__Goal__: Please output every line of the records below as a numbered list, skipping blank lines. Leave the pictures out of the answer.

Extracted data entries
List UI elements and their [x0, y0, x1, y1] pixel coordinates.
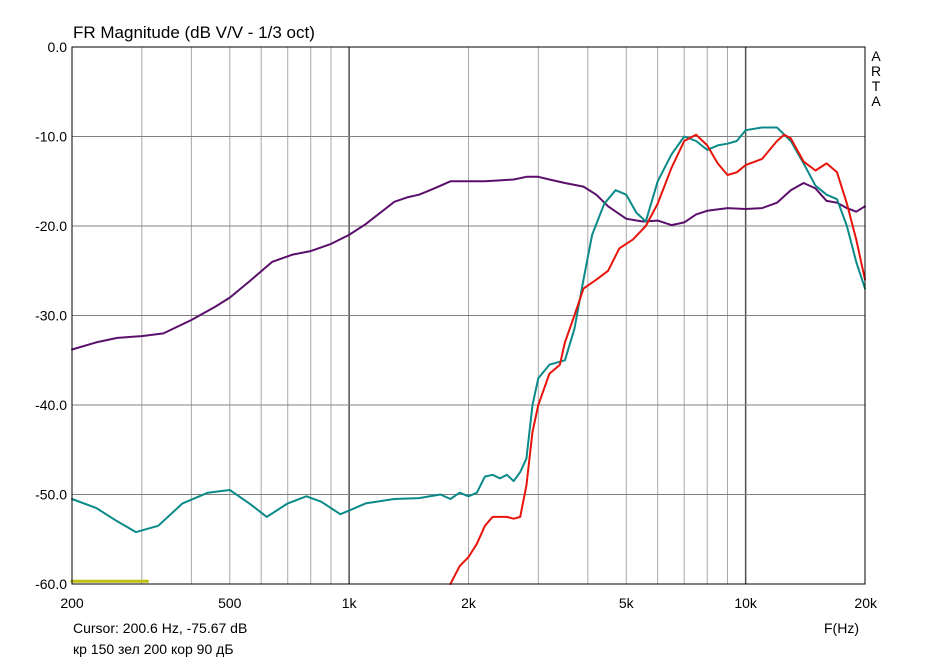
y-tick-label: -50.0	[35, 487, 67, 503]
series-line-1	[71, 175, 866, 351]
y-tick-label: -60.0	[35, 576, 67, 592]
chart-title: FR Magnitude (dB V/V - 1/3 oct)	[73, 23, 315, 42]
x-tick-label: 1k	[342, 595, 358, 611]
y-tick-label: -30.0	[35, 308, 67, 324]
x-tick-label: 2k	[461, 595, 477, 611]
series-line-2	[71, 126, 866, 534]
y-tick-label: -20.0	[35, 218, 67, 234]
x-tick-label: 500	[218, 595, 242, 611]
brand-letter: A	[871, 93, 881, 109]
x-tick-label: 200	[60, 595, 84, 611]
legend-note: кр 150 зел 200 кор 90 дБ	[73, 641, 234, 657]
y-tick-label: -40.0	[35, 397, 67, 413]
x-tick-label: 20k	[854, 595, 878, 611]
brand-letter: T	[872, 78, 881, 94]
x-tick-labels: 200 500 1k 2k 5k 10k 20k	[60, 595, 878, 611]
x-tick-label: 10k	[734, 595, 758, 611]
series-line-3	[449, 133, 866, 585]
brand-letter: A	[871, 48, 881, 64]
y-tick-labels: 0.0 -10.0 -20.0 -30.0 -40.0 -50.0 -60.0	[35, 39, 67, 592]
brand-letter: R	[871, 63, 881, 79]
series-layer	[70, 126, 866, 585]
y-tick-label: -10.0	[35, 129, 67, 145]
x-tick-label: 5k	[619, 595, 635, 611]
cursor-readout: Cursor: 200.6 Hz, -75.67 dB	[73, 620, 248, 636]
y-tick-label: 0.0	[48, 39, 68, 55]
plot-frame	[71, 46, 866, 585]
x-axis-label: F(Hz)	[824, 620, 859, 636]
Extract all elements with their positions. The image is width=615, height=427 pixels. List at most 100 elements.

__Expected output__:
1. List UI elements and their [x0, y0, x1, y1] pixel coordinates.
2. y-tick-label: -50.0	[35, 487, 67, 503]
3. series-line-1	[71, 175, 866, 351]
4. y-tick-label: -60.0	[35, 576, 67, 592]
5. chart-title: FR Magnitude (dB V/V - 1/3 oct)	[73, 23, 315, 42]
6. x-tick-label: 1k	[342, 595, 358, 611]
7. y-tick-label: -30.0	[35, 308, 67, 324]
8. x-tick-label: 2k	[461, 595, 477, 611]
9. series-line-2	[71, 126, 866, 534]
10. y-tick-label: -20.0	[35, 218, 67, 234]
11. x-tick-label: 500	[218, 595, 242, 611]
12. brand-letter: A	[871, 93, 881, 109]
13. x-tick-label: 200	[60, 595, 84, 611]
14. legend-note: кр 150 зел 200 кор 90 дБ	[73, 641, 234, 657]
15. y-tick-label: -40.0	[35, 397, 67, 413]
16. x-tick-label: 20k	[854, 595, 878, 611]
17. brand-letter: T	[872, 78, 881, 94]
18. x-tick-labels: 200 500 1k 2k 5k 10k 20k	[60, 595, 878, 611]
19. x-tick-label: 10k	[734, 595, 758, 611]
20. series-line-3	[449, 133, 866, 585]
21. brand-letter: A	[871, 48, 881, 64]
22. y-tick-labels: 0.0 -10.0 -20.0 -30.0 -40.0 -50.0 -60.0	[35, 39, 67, 592]
23. brand-letter: R	[871, 63, 881, 79]
24. series-layer	[70, 126, 866, 585]
25. y-tick-label: -10.0	[35, 129, 67, 145]
26. x-tick-label: 5k	[619, 595, 635, 611]
27. cursor-readout: Cursor: 200.6 Hz, -75.67 dB	[73, 620, 248, 636]
28. y-tick-label: 0.0	[48, 39, 68, 55]
29. plot-frame	[71, 46, 866, 585]
30. x-axis-label: F(Hz)	[824, 620, 859, 636]
31. Extract all elements with their positions. The image is width=615, height=427 pixels. List at most 100 elements.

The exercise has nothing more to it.